THE EXERCISE
Search the listing below for the word "label" and copy each line that holds it.

MATERIAL SHOWN
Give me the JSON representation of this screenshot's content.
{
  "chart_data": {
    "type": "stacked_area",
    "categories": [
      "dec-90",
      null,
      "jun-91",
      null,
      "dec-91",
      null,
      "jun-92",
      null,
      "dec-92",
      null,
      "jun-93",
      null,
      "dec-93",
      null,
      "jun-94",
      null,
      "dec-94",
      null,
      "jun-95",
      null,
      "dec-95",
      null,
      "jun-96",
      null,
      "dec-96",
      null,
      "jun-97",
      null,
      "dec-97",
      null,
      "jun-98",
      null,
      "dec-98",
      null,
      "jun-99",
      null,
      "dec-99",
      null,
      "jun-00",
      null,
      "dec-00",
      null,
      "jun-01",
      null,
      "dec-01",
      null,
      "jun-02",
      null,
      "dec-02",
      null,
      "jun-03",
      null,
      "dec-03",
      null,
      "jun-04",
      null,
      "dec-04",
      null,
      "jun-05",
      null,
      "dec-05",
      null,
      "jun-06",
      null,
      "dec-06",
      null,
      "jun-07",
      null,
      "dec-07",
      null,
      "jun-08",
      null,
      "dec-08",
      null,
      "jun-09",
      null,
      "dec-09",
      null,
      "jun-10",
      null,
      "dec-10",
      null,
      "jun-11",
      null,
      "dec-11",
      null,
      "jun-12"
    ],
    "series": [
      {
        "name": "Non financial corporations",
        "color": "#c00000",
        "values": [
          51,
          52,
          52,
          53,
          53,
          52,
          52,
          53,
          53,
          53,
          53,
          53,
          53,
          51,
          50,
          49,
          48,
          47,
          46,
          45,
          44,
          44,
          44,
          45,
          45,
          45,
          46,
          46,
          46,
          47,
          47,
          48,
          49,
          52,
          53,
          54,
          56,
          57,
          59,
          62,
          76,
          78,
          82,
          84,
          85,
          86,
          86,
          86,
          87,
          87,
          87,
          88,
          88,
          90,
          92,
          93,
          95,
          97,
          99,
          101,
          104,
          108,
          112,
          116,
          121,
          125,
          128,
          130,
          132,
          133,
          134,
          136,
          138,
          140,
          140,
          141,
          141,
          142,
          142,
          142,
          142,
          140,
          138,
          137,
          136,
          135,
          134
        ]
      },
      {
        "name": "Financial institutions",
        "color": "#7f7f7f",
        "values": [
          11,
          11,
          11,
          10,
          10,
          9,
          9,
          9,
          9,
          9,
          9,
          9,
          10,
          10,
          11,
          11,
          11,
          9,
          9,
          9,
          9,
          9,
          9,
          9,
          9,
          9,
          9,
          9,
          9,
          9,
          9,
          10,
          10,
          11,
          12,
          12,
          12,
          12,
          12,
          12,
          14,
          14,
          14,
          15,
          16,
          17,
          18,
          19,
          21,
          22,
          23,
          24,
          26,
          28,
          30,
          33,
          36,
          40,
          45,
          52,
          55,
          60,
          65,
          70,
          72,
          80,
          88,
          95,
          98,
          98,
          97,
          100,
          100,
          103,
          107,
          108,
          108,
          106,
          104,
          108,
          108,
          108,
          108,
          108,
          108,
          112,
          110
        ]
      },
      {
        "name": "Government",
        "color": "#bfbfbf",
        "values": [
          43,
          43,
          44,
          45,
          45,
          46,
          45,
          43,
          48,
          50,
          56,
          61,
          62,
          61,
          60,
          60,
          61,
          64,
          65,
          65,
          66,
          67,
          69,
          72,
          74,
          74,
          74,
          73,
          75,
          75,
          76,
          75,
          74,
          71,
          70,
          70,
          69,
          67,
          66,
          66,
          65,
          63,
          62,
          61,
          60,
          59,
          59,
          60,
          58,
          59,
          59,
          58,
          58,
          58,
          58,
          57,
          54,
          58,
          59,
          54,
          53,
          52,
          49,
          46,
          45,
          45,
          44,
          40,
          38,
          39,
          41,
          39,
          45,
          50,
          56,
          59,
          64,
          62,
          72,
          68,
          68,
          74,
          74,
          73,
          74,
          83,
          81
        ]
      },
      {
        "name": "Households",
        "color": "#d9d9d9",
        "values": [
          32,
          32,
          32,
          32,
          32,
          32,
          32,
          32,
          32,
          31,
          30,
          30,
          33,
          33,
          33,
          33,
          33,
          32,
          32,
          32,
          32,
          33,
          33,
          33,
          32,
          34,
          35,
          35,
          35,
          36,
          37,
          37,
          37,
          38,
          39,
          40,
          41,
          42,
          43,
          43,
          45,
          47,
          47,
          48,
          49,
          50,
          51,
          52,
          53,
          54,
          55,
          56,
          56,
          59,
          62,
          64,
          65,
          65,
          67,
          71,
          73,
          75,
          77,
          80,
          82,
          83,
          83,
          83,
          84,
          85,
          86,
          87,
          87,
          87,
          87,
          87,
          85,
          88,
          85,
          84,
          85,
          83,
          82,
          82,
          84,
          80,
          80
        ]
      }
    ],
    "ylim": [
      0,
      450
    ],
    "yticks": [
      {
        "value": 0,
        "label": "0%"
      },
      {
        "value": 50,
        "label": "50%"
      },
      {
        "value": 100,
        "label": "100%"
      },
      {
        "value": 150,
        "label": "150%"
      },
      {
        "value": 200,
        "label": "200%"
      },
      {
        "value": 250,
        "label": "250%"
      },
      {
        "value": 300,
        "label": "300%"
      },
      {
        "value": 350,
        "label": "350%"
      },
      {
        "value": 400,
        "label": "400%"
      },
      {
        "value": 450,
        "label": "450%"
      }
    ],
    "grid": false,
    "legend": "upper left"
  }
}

ANSWER FOR THE TASK
        "label": "0%"
        "label": "50%"
        "label": "100%"
        "label": "150%"
        "label": "200%"
        "label": "250%"
        "label": "300%"
        "label": "350%"
        "label": "400%"
        "label": "450%"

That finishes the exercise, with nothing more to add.